_GOAL:_
Write out the material below again, unchanged.
_ _ _ _ _ _ _
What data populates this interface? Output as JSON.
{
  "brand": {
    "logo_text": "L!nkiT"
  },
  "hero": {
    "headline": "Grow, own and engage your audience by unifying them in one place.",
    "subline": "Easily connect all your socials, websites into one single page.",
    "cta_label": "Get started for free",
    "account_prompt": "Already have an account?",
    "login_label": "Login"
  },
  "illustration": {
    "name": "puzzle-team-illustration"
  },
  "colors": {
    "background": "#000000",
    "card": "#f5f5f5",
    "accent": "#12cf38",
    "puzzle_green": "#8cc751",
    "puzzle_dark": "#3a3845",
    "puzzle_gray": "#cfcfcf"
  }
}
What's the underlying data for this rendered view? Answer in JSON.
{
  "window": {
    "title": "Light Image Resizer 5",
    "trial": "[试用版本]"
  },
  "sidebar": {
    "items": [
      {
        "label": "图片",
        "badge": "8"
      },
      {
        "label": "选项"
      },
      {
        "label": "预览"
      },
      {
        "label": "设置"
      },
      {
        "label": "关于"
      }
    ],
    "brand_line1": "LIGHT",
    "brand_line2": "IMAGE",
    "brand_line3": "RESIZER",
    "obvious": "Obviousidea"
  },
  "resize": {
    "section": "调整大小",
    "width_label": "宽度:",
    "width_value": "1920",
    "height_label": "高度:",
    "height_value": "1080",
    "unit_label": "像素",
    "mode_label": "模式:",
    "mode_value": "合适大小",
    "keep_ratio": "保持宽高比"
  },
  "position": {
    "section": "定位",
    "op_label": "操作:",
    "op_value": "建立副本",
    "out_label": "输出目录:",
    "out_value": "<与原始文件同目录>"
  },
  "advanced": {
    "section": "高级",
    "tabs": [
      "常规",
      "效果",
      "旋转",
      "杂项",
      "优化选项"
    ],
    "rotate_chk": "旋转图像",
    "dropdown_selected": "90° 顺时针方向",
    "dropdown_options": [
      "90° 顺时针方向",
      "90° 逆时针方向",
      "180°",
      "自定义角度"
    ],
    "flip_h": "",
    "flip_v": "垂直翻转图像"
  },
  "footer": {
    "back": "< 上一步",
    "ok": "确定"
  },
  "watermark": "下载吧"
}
_ _ _ _ _ _ _
_RESPONSE FOR THIS EXERCISE:_
What data populates this interface? Output as JSON.
{
  "brand": {
    "logo_text": "L!nkiT"
  },
  "hero": {
    "headline": "Grow, own and engage your audience by unifying them in one place.",
    "subline": "Easily connect all your socials, websites into one single page.",
    "cta_label": "Get started for free",
    "account_prompt": "Already have an account?",
    "login_label": "Login"
  },
  "illustration": {
    "name": "puzzle-team-illustration"
  },
  "colors": {
    "background": "#000000",
    "card": "#f5f5f5",
    "accent": "#12cf38",
    "puzzle_green": "#8cc751",
    "puzzle_dark": "#3a3845",
    "puzzle_gray": "#cfcfcf"
  }
}
What's the underlying data for this rendered view? Answer in JSON.
{
  "window": {
    "title": "Light Image Resizer 5",
    "trial": "[试用版本]"
  },
  "sidebar": {
    "items": [
      {
        "label": "图片",
        "badge": "8"
      },
      {
        "label": "选项"
      },
      {
        "label": "预览"
      },
      {
        "label": "设置"
      },
      {
        "label": "关于"
      }
    ],
    "brand_line1": "LIGHT",
    "brand_line2": "IMAGE",
    "brand_line3": "RESIZER",
    "obvious": "Obviousidea"
  },
  "resize": {
    "section": "调整大小",
    "width_label": "宽度:",
    "width_value": "1920",
    "height_label": "高度:",
    "height_value": "1080",
    "unit_label": "像素",
    "mode_label": "模式:",
    "mode_value": "合适大小",
    "keep_ratio": "保持宽高比"
  },
  "position": {
    "section": "定位",
    "op_label": "操作:",
    "op_value": "建立副本",
    "out_label": "输出目录:",
    "out_value": "<与原始文件同目录>"
  },
  "advanced": {
    "section": "高级",
    "tabs": [
      "常规",
      "效果",
      "旋转",
      "杂项",
      "优化选项"
    ],
    "rotate_chk": "旋转图像",
    "dropdown_selected": "90° 顺时针方向",
    "dropdown_options": [
      "90° 顺时针方向",
      "90° 逆时针方向",
      "180°",
      "自定义角度"
    ],
    "flip_h": "",
    "flip_v": "垂直翻转图像"
  },
  "footer": {
    "back": "< 上一步",
    "ok": "确定"
  },
  "watermark": "下载吧"
}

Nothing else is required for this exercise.